**REQUIRED WORK:** Pull every line of the material below out word for word, without changing or leaving out anything.

[Page element annotations]
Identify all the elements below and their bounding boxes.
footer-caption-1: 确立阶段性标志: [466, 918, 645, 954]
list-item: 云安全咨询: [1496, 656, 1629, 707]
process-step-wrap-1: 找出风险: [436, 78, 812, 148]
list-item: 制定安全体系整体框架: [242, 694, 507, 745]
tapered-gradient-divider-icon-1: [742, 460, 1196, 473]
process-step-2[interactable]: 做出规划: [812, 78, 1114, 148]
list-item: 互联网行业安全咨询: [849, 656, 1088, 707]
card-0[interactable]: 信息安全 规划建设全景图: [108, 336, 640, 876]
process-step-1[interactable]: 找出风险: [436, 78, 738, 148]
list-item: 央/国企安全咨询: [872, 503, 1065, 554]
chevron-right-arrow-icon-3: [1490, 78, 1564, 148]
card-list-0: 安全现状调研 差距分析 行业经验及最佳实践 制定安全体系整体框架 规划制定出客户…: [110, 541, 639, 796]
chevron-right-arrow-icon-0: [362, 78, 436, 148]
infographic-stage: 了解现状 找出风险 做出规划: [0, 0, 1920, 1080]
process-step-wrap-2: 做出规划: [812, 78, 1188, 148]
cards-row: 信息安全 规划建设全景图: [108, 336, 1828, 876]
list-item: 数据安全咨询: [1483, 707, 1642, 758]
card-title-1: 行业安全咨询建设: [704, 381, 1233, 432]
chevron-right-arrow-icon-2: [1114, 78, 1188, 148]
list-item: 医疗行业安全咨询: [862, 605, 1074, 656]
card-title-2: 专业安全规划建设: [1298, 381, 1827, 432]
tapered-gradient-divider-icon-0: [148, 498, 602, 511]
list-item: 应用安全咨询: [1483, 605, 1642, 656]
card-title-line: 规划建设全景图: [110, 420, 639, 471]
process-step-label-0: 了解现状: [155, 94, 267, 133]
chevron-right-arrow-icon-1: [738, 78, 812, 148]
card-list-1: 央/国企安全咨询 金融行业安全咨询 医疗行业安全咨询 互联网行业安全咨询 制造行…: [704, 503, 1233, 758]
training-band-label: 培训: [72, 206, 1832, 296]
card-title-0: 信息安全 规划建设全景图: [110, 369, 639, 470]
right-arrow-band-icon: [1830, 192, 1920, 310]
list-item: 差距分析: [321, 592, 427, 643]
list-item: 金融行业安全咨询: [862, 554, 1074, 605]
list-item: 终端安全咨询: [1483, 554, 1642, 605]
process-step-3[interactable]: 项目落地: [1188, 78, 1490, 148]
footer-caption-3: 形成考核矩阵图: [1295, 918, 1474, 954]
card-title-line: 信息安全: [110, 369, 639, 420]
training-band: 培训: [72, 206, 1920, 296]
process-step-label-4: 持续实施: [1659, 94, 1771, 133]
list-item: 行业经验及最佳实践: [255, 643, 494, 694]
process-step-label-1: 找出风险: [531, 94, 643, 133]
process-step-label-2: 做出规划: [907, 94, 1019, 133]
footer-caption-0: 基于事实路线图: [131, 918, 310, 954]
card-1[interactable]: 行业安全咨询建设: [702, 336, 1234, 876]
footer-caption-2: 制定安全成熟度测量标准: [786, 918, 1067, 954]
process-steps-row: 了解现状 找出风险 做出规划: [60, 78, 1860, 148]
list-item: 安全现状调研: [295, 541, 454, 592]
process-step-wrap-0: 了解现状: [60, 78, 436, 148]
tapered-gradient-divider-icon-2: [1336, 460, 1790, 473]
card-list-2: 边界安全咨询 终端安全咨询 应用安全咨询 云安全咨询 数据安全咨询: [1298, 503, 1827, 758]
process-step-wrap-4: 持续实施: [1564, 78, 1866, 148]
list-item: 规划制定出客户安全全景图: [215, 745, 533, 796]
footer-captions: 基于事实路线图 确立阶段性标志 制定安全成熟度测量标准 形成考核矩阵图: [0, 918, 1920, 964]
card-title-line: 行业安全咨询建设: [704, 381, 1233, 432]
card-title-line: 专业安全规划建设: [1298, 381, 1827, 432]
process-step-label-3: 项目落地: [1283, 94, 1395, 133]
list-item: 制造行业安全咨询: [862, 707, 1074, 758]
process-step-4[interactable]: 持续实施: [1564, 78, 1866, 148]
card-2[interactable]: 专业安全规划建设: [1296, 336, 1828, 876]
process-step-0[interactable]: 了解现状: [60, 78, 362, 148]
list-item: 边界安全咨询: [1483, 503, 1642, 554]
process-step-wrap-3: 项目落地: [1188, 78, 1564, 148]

**WRITTEN RESPONSE:**
Identify all the elements below and their bounding boxes.
footer-caption-1: 确立阶段性标志: [466, 918, 645, 954]
list-item: 云安全咨询: [1496, 656, 1629, 707]
process-step-wrap-1: 找出风险: [436, 78, 812, 148]
list-item: 制定安全体系整体框架: [242, 694, 507, 745]
tapered-gradient-divider-icon-1: [742, 460, 1196, 473]
process-step-2[interactable]: 做出规划: [812, 78, 1114, 148]
list-item: 互联网行业安全咨询: [849, 656, 1088, 707]
card-0[interactable]: 信息安全 规划建设全景图: [108, 336, 640, 876]
process-step-1[interactable]: 找出风险: [436, 78, 738, 148]
list-item: 央/国企安全咨询: [872, 503, 1065, 554]
chevron-right-arrow-icon-3: [1490, 78, 1564, 148]
card-list-0: 安全现状调研 差距分析 行业经验及最佳实践 制定安全体系整体框架 规划制定出客户…: [110, 541, 639, 796]
chevron-right-arrow-icon-0: [362, 78, 436, 148]
infographic-stage: 了解现状 找出风险 做出规划: [0, 0, 1920, 1080]
process-step-wrap-2: 做出规划: [812, 78, 1188, 148]
cards-row: 信息安全 规划建设全景图: [108, 336, 1828, 876]
list-item: 数据安全咨询: [1483, 707, 1642, 758]
card-title-1: 行业安全咨询建设: [704, 381, 1233, 432]
chevron-right-arrow-icon-2: [1114, 78, 1188, 148]
list-item: 医疗行业安全咨询: [862, 605, 1074, 656]
card-title-2: 专业安全规划建设: [1298, 381, 1827, 432]
tapered-gradient-divider-icon-0: [148, 498, 602, 511]
list-item: 应用安全咨询: [1483, 605, 1642, 656]
card-title-line: 规划建设全景图: [110, 420, 639, 471]
process-step-label-0: 了解现状: [155, 94, 267, 133]
chevron-right-arrow-icon-1: [738, 78, 812, 148]
card-list-1: 央/国企安全咨询 金融行业安全咨询 医疗行业安全咨询 互联网行业安全咨询 制造行…: [704, 503, 1233, 758]
training-band-label: 培训: [72, 206, 1832, 296]
card-title-0: 信息安全 规划建设全景图: [110, 369, 639, 470]
right-arrow-band-icon: [1830, 192, 1920, 310]
list-item: 差距分析: [321, 592, 427, 643]
list-item: 金融行业安全咨询: [862, 554, 1074, 605]
list-item: 终端安全咨询: [1483, 554, 1642, 605]
process-step-3[interactable]: 项目落地: [1188, 78, 1490, 148]
footer-caption-3: 形成考核矩阵图: [1295, 918, 1474, 954]
card-title-line: 信息安全: [110, 369, 639, 420]
training-band: 培训: [72, 206, 1920, 296]
process-step-label-4: 持续实施: [1659, 94, 1771, 133]
list-item: 行业经验及最佳实践: [255, 643, 494, 694]
process-step-label-1: 找出风险: [531, 94, 643, 133]
process-step-label-2: 做出规划: [907, 94, 1019, 133]
footer-caption-0: 基于事实路线图: [131, 918, 310, 954]
card-1[interactable]: 行业安全咨询建设: [702, 336, 1234, 876]
footer-caption-2: 制定安全成熟度测量标准: [786, 918, 1067, 954]
process-steps-row: 了解现状 找出风险 做出规划: [60, 78, 1860, 148]
list-item: 安全现状调研: [295, 541, 454, 592]
process-step-wrap-0: 了解现状: [60, 78, 436, 148]
tapered-gradient-divider-icon-2: [1336, 460, 1790, 473]
card-list-2: 边界安全咨询 终端安全咨询 应用安全咨询 云安全咨询 数据安全咨询: [1298, 503, 1827, 758]
process-step-wrap-4: 持续实施: [1564, 78, 1866, 148]
list-item: 规划制定出客户安全全景图: [215, 745, 533, 796]
footer-captions: 基于事实路线图 确立阶段性标志 制定安全成熟度测量标准 形成考核矩阵图: [0, 918, 1920, 964]
card-title-line: 行业安全咨询建设: [704, 381, 1233, 432]
card-title-line: 专业安全规划建设: [1298, 381, 1827, 432]
process-step-label-3: 项目落地: [1283, 94, 1395, 133]
list-item: 制造行业安全咨询: [862, 707, 1074, 758]
process-step-4[interactable]: 持续实施: [1564, 78, 1866, 148]
card-2[interactable]: 专业安全规划建设: [1296, 336, 1828, 876]
process-step-0[interactable]: 了解现状: [60, 78, 362, 148]
list-item: 边界安全咨询: [1483, 503, 1642, 554]
process-step-wrap-3: 项目落地: [1188, 78, 1564, 148]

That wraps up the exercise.